(Extracted records)
□ □ □ □
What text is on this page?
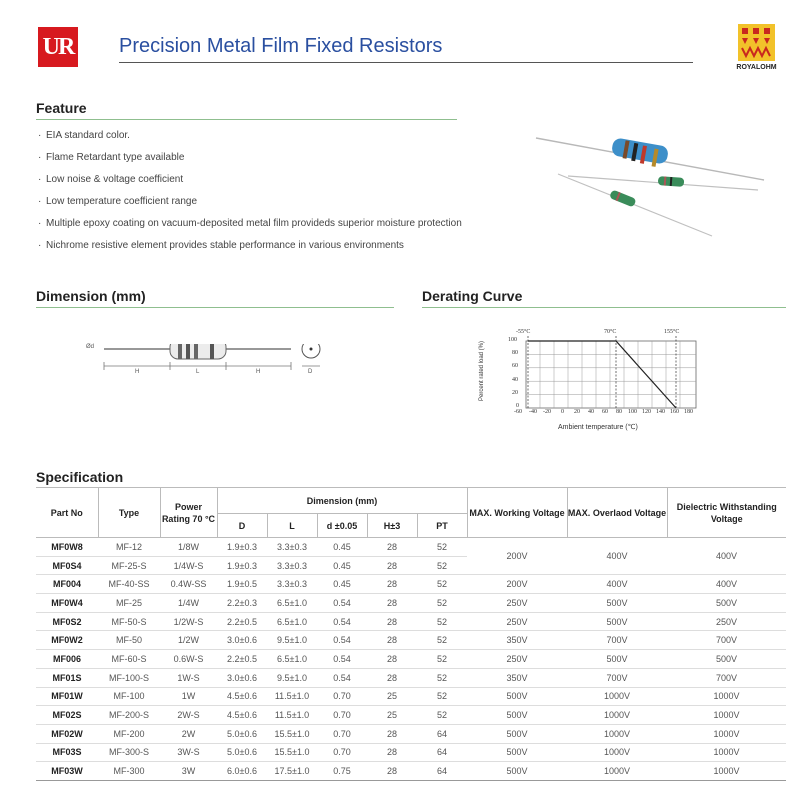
UR Precision Metal Film Fixed Resistors
ROYALOHM
Feature
· EIA standard color.
· Flame Retardant type available
· Low noise & voltage coefficient
· Low temperature coefficient range
· Multiple epoxy coating on vacuum-deposited metal film provideds superior moisture protection
· Nichrome resistive element provides stable performance in various environments
Dimension (mm)
Ød
H	L	H	D
Derating Curve
-55°C	70°C	155°C
100
80
60
40
20
0
-60 -40 -20 0 20 40 60 80 100 120 140 160 180
Ambient temperature (℃)
Percent rated load (%)
Specification
Part No	Type	Power Rating 70 °C	Dimension (mm)					MAX. Working Voltage	MAX. Overlaod Voltage	Dielectric Withstanding Voltage
			D	L	d ±0.05	H±3	PT			
MF0W8	MF-12	1/8W	1.9±0.3	3.3±0.3	0.45	28	52	200V	400V	400V
MF0S4	MF-25-S	1/4W-S	1.9±0.3	3.3±0.3	0.45	28	52			
MF004	MF-40-SS	0.4W-SS	1.9±0.5	3.3±0.3	0.45	28	52	200V	400V	400V
MF0W4	MF-25	1/4W	2.2±0.3	6.5±1.0	0.54	28	52	250V	500V	500V
MF0S2	MF-50-S	1/2W-S	2.2±0.5	6.5±1.0	0.54	28	52	250V	500V	250V
MF0W2	MF-50	1/2W	3.0±0.6	9.5±1.0	0.54	28	52	350V	700V	700V
MF006	MF-60-S	0.6W-S	2.2±0.5	6.5±1.0	0.54	28	52	250V	500V	500V
MF01S	MF-100-S	1W-S	3.0±0.6	9.5±1.0	0.54	28	52	350V	700V	700V
MF01W	MF-100	1W	4.5±0.6	11.5±1.0	0.70	25	52	500V	1000V	1000V
MF02S	MF-200-S	2W-S	4.5±0.6	11.5±1.0	0.70	25	52	500V	1000V	1000V
MF02W	MF-200	2W	5.0±0.6	15.5±1.0	0.70	28	64	500V	1000V	1000V
MF03S	MF-300-S	3W-S	5.0±0.6	15.5±1.0	0.70	28	64	500V	1000V	1000V
MF03W	MF-300	3W	6.0±0.6	17.5±1.0	0.75	28	64	500V	1000V	1000V
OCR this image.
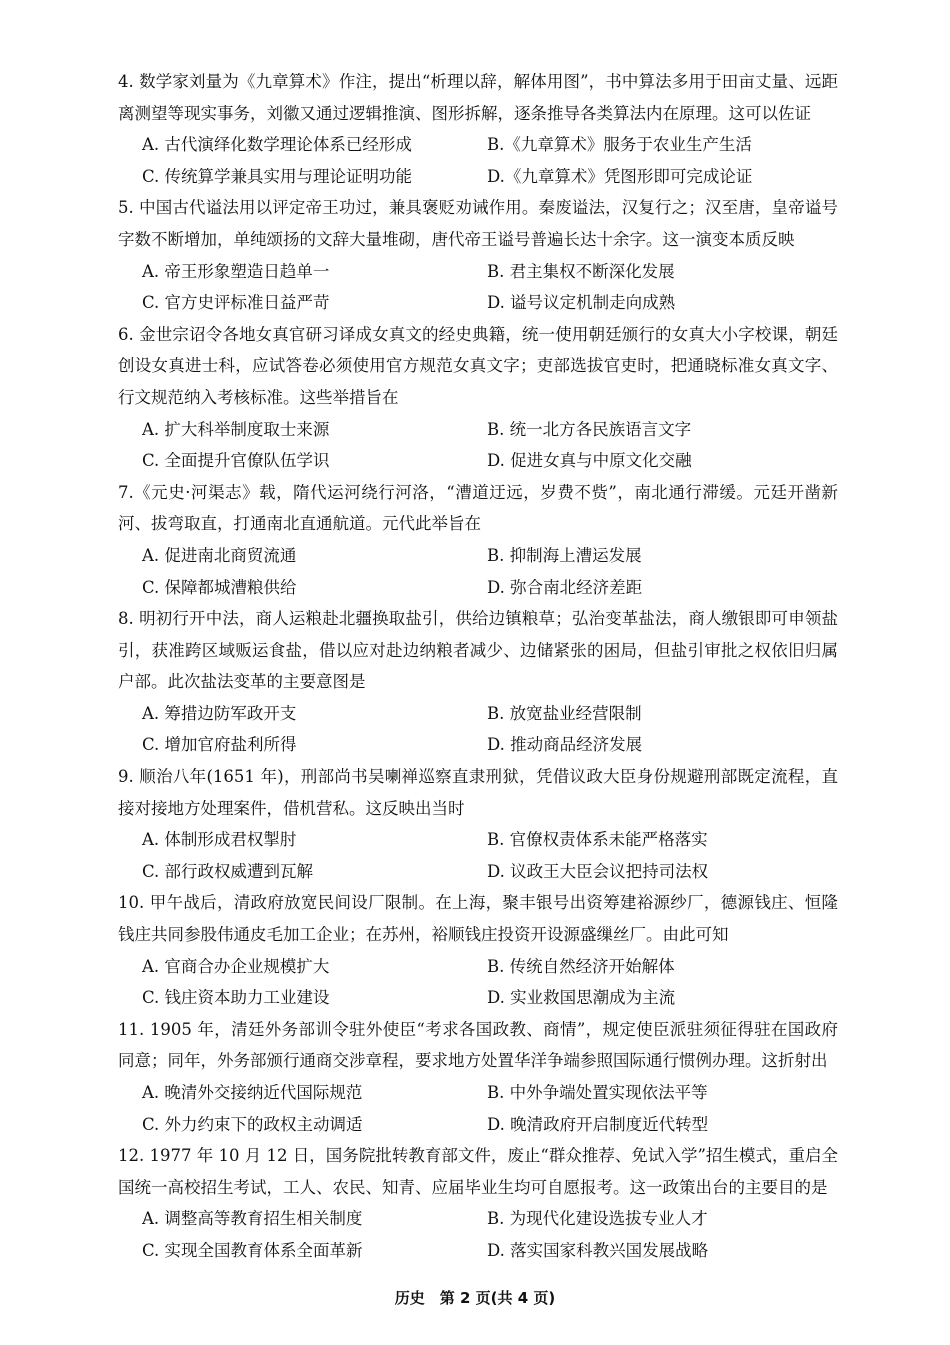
4. 数学家刘量为《九章算术》作注，提出“析理以辞，解体用图”，书中算法多用于田亩丈量、远距离测望等现实事务，刘徽又通过逻辑推演、图形拆解，逐条推导各类算法内在原理。这可以佐证

A. 古代演绎化数学理论体系已经形成	B.《九章算术》服务于农业生产生活
C. 传统算学兼具实用与理论证明功能	D.《九章算术》凭图形即可完成论证

5. 中国古代谥法用以评定帝王功过，兼具褒贬劝诫作用。秦废谥法，汉复行之；汉至唐，皇帝谥号字数不断增加，单纯颂扬的文辞大量堆砌，唐代帝王谥号普遍长达十余字。这一演变本质反映

A. 帝王形象塑造日趋单一	B. 君主集权不断深化发展
C. 官方史评标准日益严苛	D. 谥号议定机制走向成熟

6. 金世宗诏令各地女真官研习译成女真文的经史典籍，统一使用朝廷颁行的女真大小字校课，朝廷创设女真进士科，应试答卷必须使用官方规范女真文字；吏部选拔官吏时，把通晓标准女真文字、行文规范纳入考核标准。这些举措旨在

A. 扩大科举制度取士来源	B. 统一北方各民族语言文字
C. 全面提升官僚队伍学识	D. 促进女真与中原文化交融

7.《元史·河渠志》载，隋代运河绕行河洛，“漕道迂远，岁费不赀”，南北通行滞缓。元廷开凿新河、拔弯取直，打通南北直通航道。元代此举旨在

A. 促进南北商贸流通	B. 抑制海上漕运发展
C. 保障都城漕粮供给	D. 弥合南北经济差距

8. 明初行开中法，商人运粮赴北疆换取盐引，供给边镇粮草；弘治变革盐法，商人缴银即可申领盐引，获准跨区域贩运食盐，借以应对赴边纳粮者减少、边储紧张的困局，但盐引审批之权依旧归属户部。此次盐法变革的主要意图是

A. 筹措边防军政开支	B. 放宽盐业经营限制
C. 增加官府盐利所得	D. 推动商品经济发展

9. 顺治八年(1651 年)，刑部尚书吴喇禅巡察直隶刑狱，凭借议政大臣身份规避刑部既定流程，直接对接地方处理案件，借机营私。这反映出当时

A. 体制形成君权掣肘	B. 官僚权责体系未能严格落实
C. 部行政权威遭到瓦解	D. 议政王大臣会议把持司法权

10. 甲午战后，清政府放宽民间设厂限制。在上海，聚丰银号出资筹建裕源纱厂，德源钱庄、恒隆钱庄共同参股伟通皮毛加工企业；在苏州，裕顺钱庄投资开设源盛缫丝厂。由此可知

A. 官商合办企业规模扩大	B. 传统自然经济开始解体
C. 钱庄资本助力工业建设	D. 实业救国思潮成为主流

11. 1905 年，清廷外务部训令驻外使臣“考求各国政教、商情”，规定使臣派驻须征得驻在国政府同意；同年，外务部颁行通商交涉章程，要求地方处置华洋争端参照国际通行惯例办理。这折射出

A. 晚清外交接纳近代国际规范	B. 中外争端处置实现依法平等
C. 外力约束下的政权主动调适	D. 晚清政府开启制度近代转型

12. 1977 年 10 月 12 日，国务院批转教育部文件，废止“群众推荐、免试入学”招生模式，重启全国统一高校招生考试，工人、农民、知青、应届毕业生均可自愿报考。这一政策出台的主要目的是

A. 调整高等教育招生相关制度	B. 为现代化建设选拔专业人才
C. 实现全国教育体系全面革新	D. 落实国家科教兴国发展战略
历史　第 2 页(共 4 页)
□ □ □ □
Out of the material above, gather each line where "Dimension" appears.

* [Task solution]:
Dimension (mm)
Part No	Type	Power Rating 70 °C	Dimension (mm)					MAX. Working Voltage	MAX. Overlaod Voltage	Dielectric Withstanding Voltage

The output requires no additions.